記事の抜粋:
○ ○ ○

強い日差しが照りつける二日目の長丁場のレースに勝利した阿部嵩之(宇都宮ブリッツェン)は、優勝経験こそあるが過去にJプロツアーで優勝したのはいつなのか、もう記憶にもなかった。
「ずっとこの数年、ただ助けるだけの選手だったと思うので。皆さんが見ていたのは。たまには僕でも勝てる場所に行けるんだというのを見せられたので、本当にそれは僕の中で良かったなと思いますね。やっぱり、勝たなければ証明にならないので」
自分のことのように喜ぶチームメイトに少し茶化されながらも、阿部の表情はとことん晴れやかだった。
ここ数年、平坦レースのスプリント発射台や集団牽引でその姿を見ることがほとんどだった。元々TTや逃げを得意としていた阿部だったが、最近では勝ち逃げに乗っている姿もあまり見ていなかった。今回のレースは、やっと巡ってきたチャンスだった。
「来るときは本当にうまく回ってくるんだなと思いました。(勝利を)つかむ場所にいられたっていうのが今年それなりに準備してきて良かったなと思うところですね」
会場に訪れていた阿部のコーチであるピークスコーチンググループの中田尚志は、レースを見ながら阿部が確実に勝てる選手であると確信していた。
「パワーデータとかトレーニングデータを見ていても本当にすごいんですよ。本当に真面目な選手で。絶対に勝てる実力があるのに、脚の具合や展開になかなか恵まれない。今回はいけるんじゃないですかね」
そんな話をしていた矢先の勝利だった。阿部はこれまでについてこう話した。

○ ○ ○

データ抜粋:
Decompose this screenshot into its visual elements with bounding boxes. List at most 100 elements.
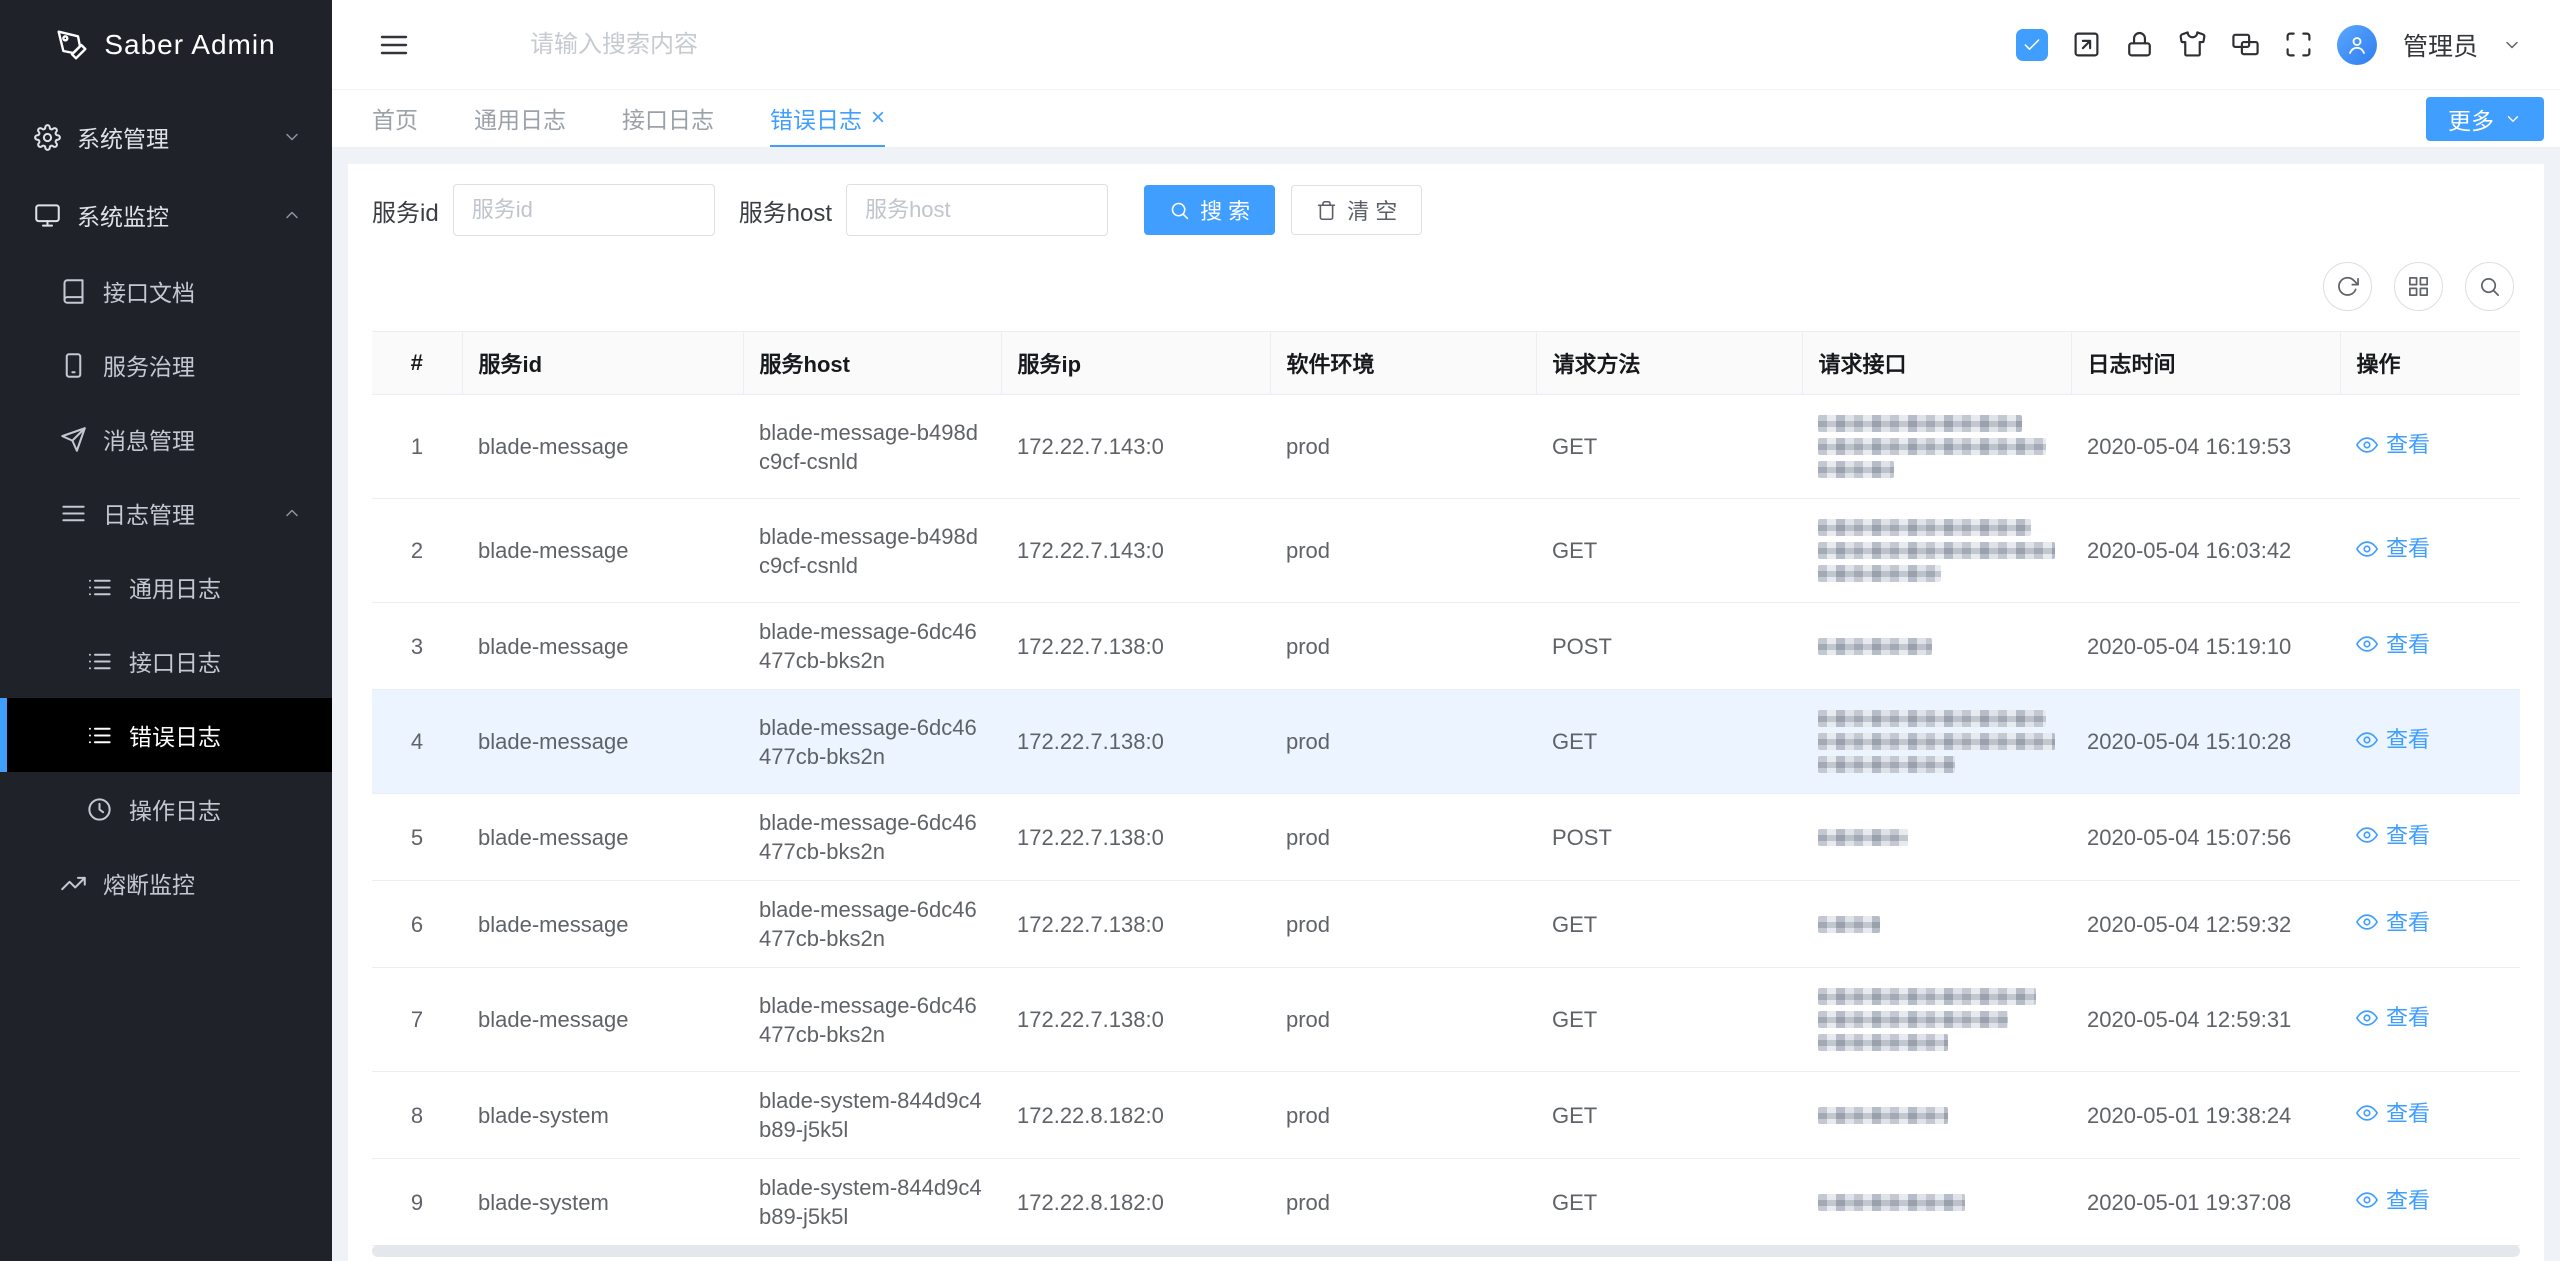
cell-action: 查看 [2340,1159,2520,1246]
cell-method: POST [1536,794,1802,881]
filter-row: 服务id 服务host 搜 索 清 空 [372,184,2520,236]
table-row[interactable]: 5blade-messageblade-message-6dc46477cb-b… [372,794,2520,881]
horizontal-scrollbar[interactable] [372,1245,2520,1257]
cell-service-host: blade-system-844d9c4b89-j5k5l [743,1072,1001,1159]
service-host-input[interactable] [846,184,1108,236]
close-tab-icon[interactable]: × [871,106,885,130]
view-link[interactable]: 查看 [2356,630,2430,659]
cell-action: 查看 [2340,1072,2520,1159]
col-service-host: 服务host [743,332,1001,395]
view-link-label: 查看 [2386,821,2430,850]
col-request-api: 请求接口 [1802,332,2071,395]
col-service-id: 服务id [462,332,743,395]
global-search-input[interactable] [530,31,950,59]
cell-env: prod [1270,690,1536,794]
view-link[interactable]: 查看 [2356,534,2430,563]
redacted-api-mosaic [1818,1034,1948,1051]
service-id-input[interactable] [453,184,715,236]
cell-action: 查看 [2340,395,2520,499]
tab-error-log[interactable]: 错误日志 × [770,90,885,147]
view-link[interactable]: 查看 [2356,908,2430,937]
cell-method: POST [1536,603,1802,690]
cell-service-id: blade-system [462,1072,743,1159]
table-row[interactable]: 6blade-messageblade-message-6dc46477cb-b… [372,881,2520,968]
menu-label: 通用日志 [129,570,221,604]
sidebar-item-service-governance[interactable]: 服务治理 [0,328,332,402]
avatar[interactable] [2337,25,2377,65]
table-row[interactable]: 9blade-systemblade-system-844d9c4b89-j5k… [372,1159,2520,1246]
table-row[interactable]: 8blade-systemblade-system-844d9c4b89-j5k… [372,1072,2520,1159]
table-row[interactable]: 1blade-messageblade-message-b498dc9cf-cs… [372,395,2520,499]
cell-service-id: blade-message [462,794,743,881]
tab-label: 接口日志 [622,101,714,135]
cell-log-time: 2020-05-04 15:19:10 [2071,603,2340,690]
sidebar-item-api-log[interactable]: 接口日志 [0,624,332,698]
search-button[interactable]: 搜 索 [1144,185,1275,235]
sidebar-item-system-management[interactable]: 系统管理 [0,98,332,176]
hamburger-menu-icon[interactable] [378,29,410,61]
cell-method: GET [1536,499,1802,603]
view-link[interactable]: 查看 [2356,1003,2430,1032]
more-button-label: 更多 [2448,102,2494,136]
check-badge-icon[interactable] [2016,29,2048,61]
view-link-label: 查看 [2386,1186,2430,1215]
view-link[interactable]: 查看 [2356,821,2430,850]
cell-action: 查看 [2340,794,2520,881]
cell-log-time: 2020-05-01 19:38:24 [2071,1072,2340,1159]
more-button[interactable]: 更多 [2426,97,2544,141]
cell-service-ip: 172.22.7.138:0 [1001,603,1270,690]
cell-service-id: blade-message [462,881,743,968]
view-link[interactable]: 查看 [2356,1186,2430,1215]
multi-screen-icon[interactable] [2231,30,2260,59]
tab-label: 通用日志 [474,101,566,135]
fullscreen-icon[interactable] [2284,30,2313,59]
view-link[interactable]: 查看 [2356,725,2430,754]
sidebar-item-api-docs[interactable]: 接口文档 [0,254,332,328]
view-link[interactable]: 查看 [2356,430,2430,459]
menu-lines-icon [60,500,87,527]
send-icon [60,426,87,453]
username[interactable]: 管理员 [2403,27,2478,63]
search-toggle-button[interactable] [2465,262,2514,311]
logo-pen-icon [56,29,88,61]
clear-button[interactable]: 清 空 [1291,185,1422,235]
user-menu-chevron-icon[interactable] [2502,35,2522,55]
column-settings-button[interactable] [2394,262,2443,311]
cell-env: prod [1270,395,1536,499]
sidebar-item-circuit-breaker-monitor[interactable]: 熔断监控 [0,846,332,920]
menu-label: 接口日志 [129,644,221,678]
cell-env: prod [1270,881,1536,968]
cell-env: prod [1270,968,1536,1072]
refresh-button[interactable] [2323,262,2372,311]
sidebar-item-operation-log[interactable]: 操作日志 [0,772,332,846]
tab-api-log[interactable]: 接口日志 [622,90,714,147]
tab-general-log[interactable]: 通用日志 [474,90,566,147]
sidebar-item-system-monitor[interactable]: 系统监控 [0,176,332,254]
table-row[interactable]: 7blade-messageblade-message-6dc46477cb-b… [372,968,2520,1072]
eye-icon [2356,538,2378,560]
table-row[interactable]: 2blade-messageblade-message-b498dc9cf-cs… [372,499,2520,603]
cell-action: 查看 [2340,881,2520,968]
lock-icon[interactable] [2125,30,2154,59]
table-row[interactable]: 3blade-messageblade-message-6dc46477cb-b… [372,603,2520,690]
tab-home[interactable]: 首页 [372,90,418,147]
sidebar-item-general-log[interactable]: 通用日志 [0,550,332,624]
clear-button-label: 清 空 [1347,194,1397,226]
theme-skin-icon[interactable] [2178,30,2207,59]
search-button-label: 搜 索 [1200,194,1250,226]
cell-service-id: blade-system [462,1159,743,1246]
eye-icon [2356,1189,2378,1211]
cell-index: 1 [372,395,462,499]
screenshot-icon[interactable] [2072,30,2101,59]
sidebar-item-error-log[interactable]: 错误日志 [0,698,332,772]
cell-env: prod [1270,499,1536,603]
view-link[interactable]: 查看 [2356,1099,2430,1128]
table-row[interactable]: 4blade-messageblade-message-6dc46477cb-b… [372,690,2520,794]
menu-label: 服务治理 [103,348,195,382]
cell-service-ip: 172.22.7.138:0 [1001,881,1270,968]
sidebar-item-log-management[interactable]: 日志管理 [0,476,332,550]
redacted-api-mosaic [1818,710,2046,727]
sidebar-item-message-management[interactable]: 消息管理 [0,402,332,476]
list-icon [86,722,113,749]
tabs-bar: 首页 通用日志 接口日志 错误日志 × 更多 [332,90,2560,148]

○ ○ ○

依頼 1:
記事の「自分のことのように喜ぶチーム」から「と巡ってきたチャンスだった。」までの部分を、「チームメイト」を「仲間」に変えて書き直してください。
依頼 2:
次の各文が記事の内容と合っているかどうかを、はいかいいえで答え、決め手となる記事の言葉をそのまま引用してください。(a) 阿部は過去にJプロツアーで優勝したのがいつかを覚えていた。(b) 阿部は元々TTや逃げを得意としていた。(c) 中田尚志は会場に来ていなかった。
このデータは別の出典から取ったものです。

解答 1:
自分のことのように喜ぶ仲間に少し茶化されながらも、阿部の表情はとことん晴れやかだった。
ここ数年、平坦レースのスプリント発射台や集団牽引でその姿を見ることがほとんどだった。元々TTや逃げを得意としていた阿部だったが、最近では勝ち逃げに乗っている姿もあまり見ていなかった。今回のレースは、やっと巡ってきたチャンスだった。

解答 2:
(a) いいえ。記事には「過去にJプロツアーで優勝したのはいつなのか、もう記憶にもなかった」とあります。
(b) はい。記事には「元々TTや逃げを得意としていた阿部だった」とあります。
(c) いいえ。記事には「会場に訪れていた阿部のコーチであるピークスコーチンググループの中田尚志」とあります。